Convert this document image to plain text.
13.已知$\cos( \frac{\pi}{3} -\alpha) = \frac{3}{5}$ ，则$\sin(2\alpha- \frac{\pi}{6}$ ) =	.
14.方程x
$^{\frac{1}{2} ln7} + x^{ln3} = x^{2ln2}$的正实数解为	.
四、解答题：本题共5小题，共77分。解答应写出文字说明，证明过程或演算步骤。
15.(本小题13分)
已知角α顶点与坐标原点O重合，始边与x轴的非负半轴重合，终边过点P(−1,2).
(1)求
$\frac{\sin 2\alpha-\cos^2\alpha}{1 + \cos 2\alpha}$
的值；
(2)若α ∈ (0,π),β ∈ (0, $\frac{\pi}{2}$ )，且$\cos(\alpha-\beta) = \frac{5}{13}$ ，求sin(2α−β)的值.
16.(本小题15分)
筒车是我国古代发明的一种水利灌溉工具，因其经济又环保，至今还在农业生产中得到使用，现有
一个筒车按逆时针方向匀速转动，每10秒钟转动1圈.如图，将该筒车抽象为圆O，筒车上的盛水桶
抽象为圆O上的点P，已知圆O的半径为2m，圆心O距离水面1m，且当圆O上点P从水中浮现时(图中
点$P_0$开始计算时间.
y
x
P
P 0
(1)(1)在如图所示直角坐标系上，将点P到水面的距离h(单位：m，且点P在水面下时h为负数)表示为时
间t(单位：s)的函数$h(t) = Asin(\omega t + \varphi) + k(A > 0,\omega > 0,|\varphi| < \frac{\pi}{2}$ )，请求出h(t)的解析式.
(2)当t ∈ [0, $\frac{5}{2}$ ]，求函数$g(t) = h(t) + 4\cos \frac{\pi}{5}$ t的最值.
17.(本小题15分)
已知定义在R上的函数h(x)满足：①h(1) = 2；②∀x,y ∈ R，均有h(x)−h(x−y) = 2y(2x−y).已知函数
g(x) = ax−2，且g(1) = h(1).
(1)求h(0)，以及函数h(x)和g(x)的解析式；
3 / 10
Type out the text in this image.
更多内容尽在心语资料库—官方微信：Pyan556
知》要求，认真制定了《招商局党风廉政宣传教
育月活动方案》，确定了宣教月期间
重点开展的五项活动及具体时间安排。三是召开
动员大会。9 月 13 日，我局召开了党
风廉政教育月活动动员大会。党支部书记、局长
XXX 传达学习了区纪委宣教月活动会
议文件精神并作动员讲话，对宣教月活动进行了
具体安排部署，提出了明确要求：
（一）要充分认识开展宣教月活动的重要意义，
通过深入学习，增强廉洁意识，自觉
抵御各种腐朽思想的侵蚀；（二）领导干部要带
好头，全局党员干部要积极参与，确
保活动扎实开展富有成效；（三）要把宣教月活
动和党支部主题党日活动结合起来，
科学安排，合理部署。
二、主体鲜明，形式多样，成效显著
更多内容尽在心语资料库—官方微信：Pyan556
__________
> [STATED PROBLEM] Every entry must be quoted exactly as it appears above.

> [COMPLETED TASK]
Convert this document image to plain text.
13.已知$\cos( \frac{\pi}{3} -\alpha) = \frac{3}{5}$ ，则$\sin(2\alpha- \frac{\pi}{6}$ ) =	.
14.方程x
$^{\frac{1}{2} ln7} + x^{ln3} = x^{2ln2}$的正实数解为	.
四、解答题：本题共5小题，共77分。解答应写出文字说明，证明过程或演算步骤。
15.(本小题13分)
已知角α顶点与坐标原点O重合，始边与x轴的非负半轴重合，终边过点P(−1,2).
(1)求
$\frac{\sin 2\alpha-\cos^2\alpha}{1 + \cos 2\alpha}$
的值；
(2)若α ∈ (0,π),β ∈ (0, $\frac{\pi}{2}$ )，且$\cos(\alpha-\beta) = \frac{5}{13}$ ，求sin(2α−β)的值.
16.(本小题15分)
筒车是我国古代发明的一种水利灌溉工具，因其经济又环保，至今还在农业生产中得到使用，现有
一个筒车按逆时针方向匀速转动，每10秒钟转动1圈.如图，将该筒车抽象为圆O，筒车上的盛水桶
抽象为圆O上的点P，已知圆O的半径为2m，圆心O距离水面1m，且当圆O上点P从水中浮现时(图中
点$P_0$开始计算时间.
y
x
P
P 0
(1)(1)在如图所示直角坐标系上，将点P到水面的距离h(单位：m，且点P在水面下时h为负数)表示为时
间t(单位：s)的函数$h(t) = Asin(\omega t + \varphi) + k(A > 0,\omega > 0,|\varphi| < \frac{\pi}{2}$ )，请求出h(t)的解析式.
(2)当t ∈ [0, $\frac{5}{2}$ ]，求函数$g(t) = h(t) + 4\cos \frac{\pi}{5}$ t的最值.
17.(本小题15分)
已知定义在R上的函数h(x)满足：①h(1) = 2；②∀x,y ∈ R，均有h(x)−h(x−y) = 2y(2x−y).已知函数
g(x) = ax−2，且g(1) = h(1).
(1)求h(0)，以及函数h(x)和g(x)的解析式；
3 / 10
Type out the text in this image.
更多内容尽在心语资料库—官方微信：Pyan556
知》要求，认真制定了《招商局党风廉政宣传教
育月活动方案》，确定了宣教月期间
重点开展的五项活动及具体时间安排。三是召开
动员大会。9 月 13 日，我局召开了党
风廉政教育月活动动员大会。党支部书记、局长
XXX 传达学习了区纪委宣教月活动会
议文件精神并作动员讲话，对宣教月活动进行了
具体安排部署，提出了明确要求：
（一）要充分认识开展宣教月活动的重要意义，
通过深入学习，增强廉洁意识，自觉
抵御各种腐朽思想的侵蚀；（二）领导干部要带
好头，全局党员干部要积极参与，确
保活动扎实开展富有成效；（三）要把宣教月活
动和党支部主题党日活动结合起来，
科学安排，合理部署。
二、主体鲜明，形式多样，成效显著
更多内容尽在心语资料库—官方微信：Pyan556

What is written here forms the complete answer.